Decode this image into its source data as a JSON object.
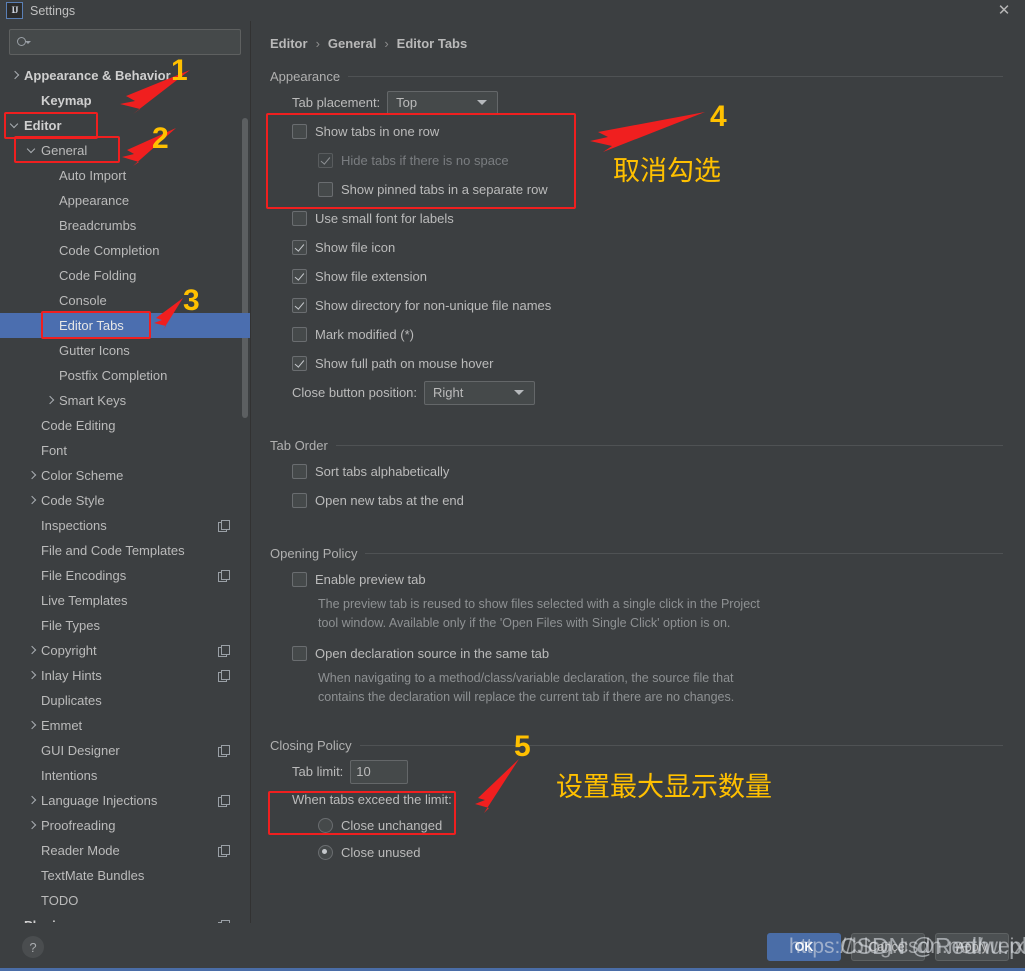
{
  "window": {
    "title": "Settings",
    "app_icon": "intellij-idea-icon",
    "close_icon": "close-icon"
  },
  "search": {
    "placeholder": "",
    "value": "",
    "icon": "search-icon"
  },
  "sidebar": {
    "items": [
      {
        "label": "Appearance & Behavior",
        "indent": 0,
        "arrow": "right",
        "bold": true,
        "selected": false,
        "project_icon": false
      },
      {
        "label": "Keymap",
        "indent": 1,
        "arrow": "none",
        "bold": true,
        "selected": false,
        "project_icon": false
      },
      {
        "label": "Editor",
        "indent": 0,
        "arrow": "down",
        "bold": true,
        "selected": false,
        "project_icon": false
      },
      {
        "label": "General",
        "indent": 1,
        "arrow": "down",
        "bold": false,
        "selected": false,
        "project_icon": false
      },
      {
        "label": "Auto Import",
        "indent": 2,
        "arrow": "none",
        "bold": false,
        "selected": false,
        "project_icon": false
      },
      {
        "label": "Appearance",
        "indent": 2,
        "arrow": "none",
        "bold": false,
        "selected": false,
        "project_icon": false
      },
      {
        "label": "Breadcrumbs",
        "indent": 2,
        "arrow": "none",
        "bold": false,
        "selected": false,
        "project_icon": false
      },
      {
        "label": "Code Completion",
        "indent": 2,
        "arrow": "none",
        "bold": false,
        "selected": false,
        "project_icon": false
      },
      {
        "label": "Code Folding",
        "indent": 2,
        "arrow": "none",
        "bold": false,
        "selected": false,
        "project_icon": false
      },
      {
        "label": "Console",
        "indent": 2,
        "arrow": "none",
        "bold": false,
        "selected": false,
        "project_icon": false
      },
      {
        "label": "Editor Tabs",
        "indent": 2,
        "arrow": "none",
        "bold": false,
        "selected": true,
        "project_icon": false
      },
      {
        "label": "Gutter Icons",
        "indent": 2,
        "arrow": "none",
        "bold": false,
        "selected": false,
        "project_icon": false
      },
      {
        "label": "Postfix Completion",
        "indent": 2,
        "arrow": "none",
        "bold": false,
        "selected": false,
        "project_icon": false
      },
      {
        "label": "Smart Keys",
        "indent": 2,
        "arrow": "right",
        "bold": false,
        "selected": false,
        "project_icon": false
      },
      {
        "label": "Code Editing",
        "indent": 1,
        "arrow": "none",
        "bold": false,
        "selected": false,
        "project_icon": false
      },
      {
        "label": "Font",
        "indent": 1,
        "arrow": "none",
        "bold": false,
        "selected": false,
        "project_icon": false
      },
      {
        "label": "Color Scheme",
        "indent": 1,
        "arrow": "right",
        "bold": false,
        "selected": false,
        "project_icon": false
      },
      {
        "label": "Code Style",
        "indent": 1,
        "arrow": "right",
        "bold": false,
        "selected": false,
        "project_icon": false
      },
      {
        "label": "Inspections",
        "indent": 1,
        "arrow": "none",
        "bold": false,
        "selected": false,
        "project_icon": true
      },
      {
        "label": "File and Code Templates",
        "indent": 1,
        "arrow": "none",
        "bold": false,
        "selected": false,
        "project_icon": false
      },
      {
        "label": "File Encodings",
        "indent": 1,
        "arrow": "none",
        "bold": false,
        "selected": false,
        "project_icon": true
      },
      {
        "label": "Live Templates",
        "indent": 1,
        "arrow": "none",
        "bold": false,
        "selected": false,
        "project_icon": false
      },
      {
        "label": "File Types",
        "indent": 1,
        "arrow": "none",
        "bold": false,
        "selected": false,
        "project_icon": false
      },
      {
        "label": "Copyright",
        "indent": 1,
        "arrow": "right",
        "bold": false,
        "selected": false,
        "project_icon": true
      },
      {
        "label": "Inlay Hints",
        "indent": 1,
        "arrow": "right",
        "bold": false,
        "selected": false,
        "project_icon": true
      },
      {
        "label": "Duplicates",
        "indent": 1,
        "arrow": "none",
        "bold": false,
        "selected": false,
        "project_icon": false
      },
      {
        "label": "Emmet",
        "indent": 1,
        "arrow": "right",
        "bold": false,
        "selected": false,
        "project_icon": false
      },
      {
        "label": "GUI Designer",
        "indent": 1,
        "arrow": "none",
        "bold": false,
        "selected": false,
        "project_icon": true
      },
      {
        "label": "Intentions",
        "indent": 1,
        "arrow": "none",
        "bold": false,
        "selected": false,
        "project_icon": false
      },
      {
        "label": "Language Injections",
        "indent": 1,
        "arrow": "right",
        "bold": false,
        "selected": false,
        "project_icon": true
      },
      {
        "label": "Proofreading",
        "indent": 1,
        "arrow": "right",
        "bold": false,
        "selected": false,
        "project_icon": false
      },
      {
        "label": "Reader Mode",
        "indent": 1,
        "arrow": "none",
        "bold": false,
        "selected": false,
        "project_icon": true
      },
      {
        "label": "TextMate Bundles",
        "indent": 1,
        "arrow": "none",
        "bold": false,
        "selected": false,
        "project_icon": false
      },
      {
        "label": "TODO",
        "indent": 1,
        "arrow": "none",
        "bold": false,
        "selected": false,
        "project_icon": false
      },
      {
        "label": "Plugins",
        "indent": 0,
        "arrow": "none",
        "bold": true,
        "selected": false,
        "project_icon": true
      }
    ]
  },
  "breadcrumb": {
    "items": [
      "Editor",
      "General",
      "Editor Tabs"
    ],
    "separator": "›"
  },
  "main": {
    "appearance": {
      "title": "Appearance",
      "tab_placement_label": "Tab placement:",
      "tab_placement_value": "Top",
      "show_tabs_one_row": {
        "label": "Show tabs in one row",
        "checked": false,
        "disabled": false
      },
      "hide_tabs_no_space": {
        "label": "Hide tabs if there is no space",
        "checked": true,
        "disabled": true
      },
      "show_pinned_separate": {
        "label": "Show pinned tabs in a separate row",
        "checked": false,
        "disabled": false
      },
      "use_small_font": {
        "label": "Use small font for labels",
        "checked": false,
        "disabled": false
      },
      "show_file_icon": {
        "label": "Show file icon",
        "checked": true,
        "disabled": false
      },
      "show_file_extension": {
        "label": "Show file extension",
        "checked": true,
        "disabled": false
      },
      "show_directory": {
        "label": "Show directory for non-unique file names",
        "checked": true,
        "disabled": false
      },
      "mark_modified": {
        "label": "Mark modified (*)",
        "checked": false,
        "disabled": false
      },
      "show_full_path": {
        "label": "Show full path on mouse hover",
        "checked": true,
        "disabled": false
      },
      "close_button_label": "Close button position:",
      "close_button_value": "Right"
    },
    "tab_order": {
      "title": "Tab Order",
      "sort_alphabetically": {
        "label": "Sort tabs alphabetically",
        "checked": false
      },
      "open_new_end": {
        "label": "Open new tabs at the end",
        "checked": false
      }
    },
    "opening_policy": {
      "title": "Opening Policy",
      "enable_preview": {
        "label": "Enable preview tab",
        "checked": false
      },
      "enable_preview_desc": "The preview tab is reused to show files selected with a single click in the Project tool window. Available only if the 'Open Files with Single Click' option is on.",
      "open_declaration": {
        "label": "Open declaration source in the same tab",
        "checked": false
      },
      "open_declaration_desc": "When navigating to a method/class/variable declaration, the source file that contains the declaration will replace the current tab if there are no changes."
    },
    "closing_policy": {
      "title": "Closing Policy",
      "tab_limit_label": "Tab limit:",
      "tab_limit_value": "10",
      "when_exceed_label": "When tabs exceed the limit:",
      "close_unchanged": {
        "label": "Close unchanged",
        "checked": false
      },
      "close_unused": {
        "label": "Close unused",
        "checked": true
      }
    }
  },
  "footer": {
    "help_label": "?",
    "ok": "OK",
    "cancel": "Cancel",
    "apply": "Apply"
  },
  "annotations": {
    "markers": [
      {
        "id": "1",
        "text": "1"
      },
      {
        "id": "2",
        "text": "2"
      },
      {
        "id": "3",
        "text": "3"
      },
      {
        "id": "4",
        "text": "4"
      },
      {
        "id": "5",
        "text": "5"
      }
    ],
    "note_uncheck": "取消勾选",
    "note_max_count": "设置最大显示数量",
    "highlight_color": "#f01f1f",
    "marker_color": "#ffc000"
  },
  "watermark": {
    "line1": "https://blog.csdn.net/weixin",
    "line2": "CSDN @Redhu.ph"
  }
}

▬▬▬▬▬▬▬▬▬▬

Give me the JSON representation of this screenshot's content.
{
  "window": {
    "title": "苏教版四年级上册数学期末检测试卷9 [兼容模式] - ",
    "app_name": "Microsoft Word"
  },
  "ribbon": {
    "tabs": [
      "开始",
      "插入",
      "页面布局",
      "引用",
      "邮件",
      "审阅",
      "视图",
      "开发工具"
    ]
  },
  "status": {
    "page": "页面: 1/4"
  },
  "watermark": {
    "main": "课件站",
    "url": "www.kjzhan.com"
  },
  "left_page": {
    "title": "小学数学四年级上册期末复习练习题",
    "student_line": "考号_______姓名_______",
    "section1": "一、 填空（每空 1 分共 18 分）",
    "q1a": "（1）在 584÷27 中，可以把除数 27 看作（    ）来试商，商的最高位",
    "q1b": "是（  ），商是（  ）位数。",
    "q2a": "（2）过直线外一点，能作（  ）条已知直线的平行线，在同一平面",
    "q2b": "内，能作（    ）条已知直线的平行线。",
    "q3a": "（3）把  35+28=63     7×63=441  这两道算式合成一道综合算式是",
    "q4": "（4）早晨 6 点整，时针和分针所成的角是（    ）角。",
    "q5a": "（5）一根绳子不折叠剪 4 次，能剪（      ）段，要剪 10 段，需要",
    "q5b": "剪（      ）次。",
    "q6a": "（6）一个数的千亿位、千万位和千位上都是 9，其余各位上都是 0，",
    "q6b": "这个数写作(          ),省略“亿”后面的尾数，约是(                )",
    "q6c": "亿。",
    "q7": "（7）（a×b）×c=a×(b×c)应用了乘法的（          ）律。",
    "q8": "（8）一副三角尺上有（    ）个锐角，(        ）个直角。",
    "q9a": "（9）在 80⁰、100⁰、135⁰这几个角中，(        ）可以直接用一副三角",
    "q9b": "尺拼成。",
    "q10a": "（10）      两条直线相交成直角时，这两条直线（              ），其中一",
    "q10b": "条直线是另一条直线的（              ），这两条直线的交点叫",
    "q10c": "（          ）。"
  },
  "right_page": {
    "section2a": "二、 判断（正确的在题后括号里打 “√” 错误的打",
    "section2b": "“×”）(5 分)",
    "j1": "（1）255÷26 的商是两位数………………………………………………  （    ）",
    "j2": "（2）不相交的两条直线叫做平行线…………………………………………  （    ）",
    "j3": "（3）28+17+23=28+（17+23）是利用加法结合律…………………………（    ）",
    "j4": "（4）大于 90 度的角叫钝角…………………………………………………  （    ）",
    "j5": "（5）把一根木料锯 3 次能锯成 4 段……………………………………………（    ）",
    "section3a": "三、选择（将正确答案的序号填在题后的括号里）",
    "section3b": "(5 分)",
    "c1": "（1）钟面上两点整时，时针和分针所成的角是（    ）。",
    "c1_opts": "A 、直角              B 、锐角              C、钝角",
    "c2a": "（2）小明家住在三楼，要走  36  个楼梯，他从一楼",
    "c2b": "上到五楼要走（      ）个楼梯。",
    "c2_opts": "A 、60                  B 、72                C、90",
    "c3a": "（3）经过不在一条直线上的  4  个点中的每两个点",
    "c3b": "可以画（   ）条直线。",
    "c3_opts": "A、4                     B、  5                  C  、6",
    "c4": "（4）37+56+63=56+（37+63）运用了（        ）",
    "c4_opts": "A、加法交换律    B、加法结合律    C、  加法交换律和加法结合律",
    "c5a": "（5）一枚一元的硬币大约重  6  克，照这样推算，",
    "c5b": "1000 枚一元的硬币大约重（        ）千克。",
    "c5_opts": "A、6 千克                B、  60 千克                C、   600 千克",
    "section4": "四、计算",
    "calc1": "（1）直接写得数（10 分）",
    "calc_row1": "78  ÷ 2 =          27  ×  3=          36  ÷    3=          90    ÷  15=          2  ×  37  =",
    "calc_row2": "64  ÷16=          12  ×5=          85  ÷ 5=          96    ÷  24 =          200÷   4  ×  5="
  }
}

▬▬▬▬▬▬▬▬▬▬

Look through the entries above and report each line where the string "Templates" occurs.

SOLUTION FOR THIS PROBLEM —
        "label": "File and Code Templates",
        "label": "Live Templates",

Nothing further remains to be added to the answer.